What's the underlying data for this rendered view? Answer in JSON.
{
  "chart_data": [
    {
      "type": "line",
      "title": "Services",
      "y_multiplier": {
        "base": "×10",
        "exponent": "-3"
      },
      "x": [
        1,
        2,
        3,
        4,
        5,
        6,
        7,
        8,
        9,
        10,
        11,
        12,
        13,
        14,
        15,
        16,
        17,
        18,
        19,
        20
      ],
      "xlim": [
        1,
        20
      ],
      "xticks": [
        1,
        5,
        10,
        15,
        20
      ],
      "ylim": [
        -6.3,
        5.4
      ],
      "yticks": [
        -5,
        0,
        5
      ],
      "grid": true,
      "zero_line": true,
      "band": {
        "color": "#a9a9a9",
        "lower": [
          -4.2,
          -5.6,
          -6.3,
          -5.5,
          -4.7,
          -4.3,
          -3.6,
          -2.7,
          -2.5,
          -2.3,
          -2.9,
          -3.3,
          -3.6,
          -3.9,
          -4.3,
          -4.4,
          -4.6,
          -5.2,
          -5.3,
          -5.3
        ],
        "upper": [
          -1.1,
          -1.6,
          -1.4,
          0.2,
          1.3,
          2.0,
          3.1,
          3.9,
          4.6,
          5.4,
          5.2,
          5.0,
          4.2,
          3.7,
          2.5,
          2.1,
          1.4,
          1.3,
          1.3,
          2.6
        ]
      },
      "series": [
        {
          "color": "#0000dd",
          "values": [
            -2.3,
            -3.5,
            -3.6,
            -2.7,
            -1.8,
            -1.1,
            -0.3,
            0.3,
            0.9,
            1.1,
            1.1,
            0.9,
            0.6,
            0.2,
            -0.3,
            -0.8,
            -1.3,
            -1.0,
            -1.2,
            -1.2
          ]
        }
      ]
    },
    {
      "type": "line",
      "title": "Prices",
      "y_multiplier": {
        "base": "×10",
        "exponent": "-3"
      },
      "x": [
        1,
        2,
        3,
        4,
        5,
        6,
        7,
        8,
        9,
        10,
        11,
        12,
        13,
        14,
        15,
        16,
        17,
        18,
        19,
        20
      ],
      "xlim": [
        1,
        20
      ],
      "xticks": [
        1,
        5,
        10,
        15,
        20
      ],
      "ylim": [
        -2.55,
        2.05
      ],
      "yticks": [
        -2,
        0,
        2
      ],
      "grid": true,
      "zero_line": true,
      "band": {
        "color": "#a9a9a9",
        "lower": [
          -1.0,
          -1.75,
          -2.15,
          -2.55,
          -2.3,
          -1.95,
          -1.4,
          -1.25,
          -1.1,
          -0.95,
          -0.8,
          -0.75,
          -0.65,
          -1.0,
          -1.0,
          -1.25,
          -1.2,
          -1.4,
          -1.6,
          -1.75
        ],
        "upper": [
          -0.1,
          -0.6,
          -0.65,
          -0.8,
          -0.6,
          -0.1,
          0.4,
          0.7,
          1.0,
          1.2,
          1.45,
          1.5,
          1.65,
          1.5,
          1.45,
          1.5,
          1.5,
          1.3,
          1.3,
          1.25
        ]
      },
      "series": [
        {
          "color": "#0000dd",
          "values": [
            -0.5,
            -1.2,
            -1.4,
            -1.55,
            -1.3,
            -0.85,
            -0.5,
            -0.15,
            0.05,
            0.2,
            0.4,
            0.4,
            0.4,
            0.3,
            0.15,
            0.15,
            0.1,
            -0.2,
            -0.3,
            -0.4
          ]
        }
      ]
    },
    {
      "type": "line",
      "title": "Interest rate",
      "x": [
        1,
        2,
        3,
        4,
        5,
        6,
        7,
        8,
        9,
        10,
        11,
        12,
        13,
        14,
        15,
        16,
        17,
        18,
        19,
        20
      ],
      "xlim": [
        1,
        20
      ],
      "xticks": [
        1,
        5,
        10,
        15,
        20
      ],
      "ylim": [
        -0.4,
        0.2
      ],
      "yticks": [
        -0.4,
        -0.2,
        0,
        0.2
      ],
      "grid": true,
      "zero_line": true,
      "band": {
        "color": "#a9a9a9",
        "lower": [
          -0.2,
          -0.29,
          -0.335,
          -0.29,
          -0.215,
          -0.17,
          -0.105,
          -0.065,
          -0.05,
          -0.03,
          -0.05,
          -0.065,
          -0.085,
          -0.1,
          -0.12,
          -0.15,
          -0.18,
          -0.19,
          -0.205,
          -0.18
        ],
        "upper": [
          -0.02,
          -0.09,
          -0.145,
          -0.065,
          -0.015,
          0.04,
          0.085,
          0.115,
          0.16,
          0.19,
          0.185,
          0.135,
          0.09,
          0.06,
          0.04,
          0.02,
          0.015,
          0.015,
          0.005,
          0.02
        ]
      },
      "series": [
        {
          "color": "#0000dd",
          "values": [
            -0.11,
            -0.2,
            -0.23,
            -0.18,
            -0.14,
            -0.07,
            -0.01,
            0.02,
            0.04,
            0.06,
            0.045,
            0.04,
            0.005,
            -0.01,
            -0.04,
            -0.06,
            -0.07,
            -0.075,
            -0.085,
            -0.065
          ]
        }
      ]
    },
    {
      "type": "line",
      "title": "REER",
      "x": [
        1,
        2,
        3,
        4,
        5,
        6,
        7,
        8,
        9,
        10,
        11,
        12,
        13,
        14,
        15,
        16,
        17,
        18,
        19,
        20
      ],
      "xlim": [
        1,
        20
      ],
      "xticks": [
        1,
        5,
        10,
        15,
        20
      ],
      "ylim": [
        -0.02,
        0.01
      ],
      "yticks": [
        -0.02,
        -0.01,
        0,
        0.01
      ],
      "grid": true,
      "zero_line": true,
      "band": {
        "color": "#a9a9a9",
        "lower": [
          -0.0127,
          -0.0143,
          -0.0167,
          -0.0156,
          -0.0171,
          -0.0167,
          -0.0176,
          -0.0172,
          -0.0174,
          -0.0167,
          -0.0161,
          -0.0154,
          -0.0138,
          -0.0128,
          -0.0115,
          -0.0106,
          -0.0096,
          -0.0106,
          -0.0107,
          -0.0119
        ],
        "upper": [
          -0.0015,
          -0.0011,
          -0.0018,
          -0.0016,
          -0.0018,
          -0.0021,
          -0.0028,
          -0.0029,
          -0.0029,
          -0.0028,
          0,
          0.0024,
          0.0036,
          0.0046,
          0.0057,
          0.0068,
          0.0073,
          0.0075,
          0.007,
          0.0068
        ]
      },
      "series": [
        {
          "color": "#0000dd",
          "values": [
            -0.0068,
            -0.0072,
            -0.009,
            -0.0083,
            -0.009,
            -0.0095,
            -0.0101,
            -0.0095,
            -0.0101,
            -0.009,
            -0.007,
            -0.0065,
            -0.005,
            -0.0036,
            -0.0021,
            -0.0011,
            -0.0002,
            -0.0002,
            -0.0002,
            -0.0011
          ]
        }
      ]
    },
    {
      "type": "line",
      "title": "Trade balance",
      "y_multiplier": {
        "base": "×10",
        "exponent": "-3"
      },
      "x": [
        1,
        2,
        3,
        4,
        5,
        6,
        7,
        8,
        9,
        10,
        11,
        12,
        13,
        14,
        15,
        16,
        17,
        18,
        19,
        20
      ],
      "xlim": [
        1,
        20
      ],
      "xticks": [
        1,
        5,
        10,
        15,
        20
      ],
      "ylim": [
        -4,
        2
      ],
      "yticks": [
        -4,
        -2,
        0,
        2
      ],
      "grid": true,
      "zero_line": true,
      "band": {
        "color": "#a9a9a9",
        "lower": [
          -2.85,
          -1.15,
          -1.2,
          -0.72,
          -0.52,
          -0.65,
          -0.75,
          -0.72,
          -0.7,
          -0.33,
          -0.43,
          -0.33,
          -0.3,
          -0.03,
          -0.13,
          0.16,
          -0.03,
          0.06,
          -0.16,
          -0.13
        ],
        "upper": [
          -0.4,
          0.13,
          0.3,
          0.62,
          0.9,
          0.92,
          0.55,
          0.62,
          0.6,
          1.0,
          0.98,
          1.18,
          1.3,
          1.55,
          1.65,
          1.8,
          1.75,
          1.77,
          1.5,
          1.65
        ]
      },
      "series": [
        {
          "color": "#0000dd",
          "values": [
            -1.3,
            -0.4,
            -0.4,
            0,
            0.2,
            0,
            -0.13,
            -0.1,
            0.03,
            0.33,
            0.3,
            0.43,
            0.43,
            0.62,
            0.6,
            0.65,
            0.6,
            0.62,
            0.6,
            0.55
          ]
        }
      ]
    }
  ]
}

• [GOAL] Work out how many lines of the data above contain the string "title" and give the number alone.

• [THE RESPONSE] 5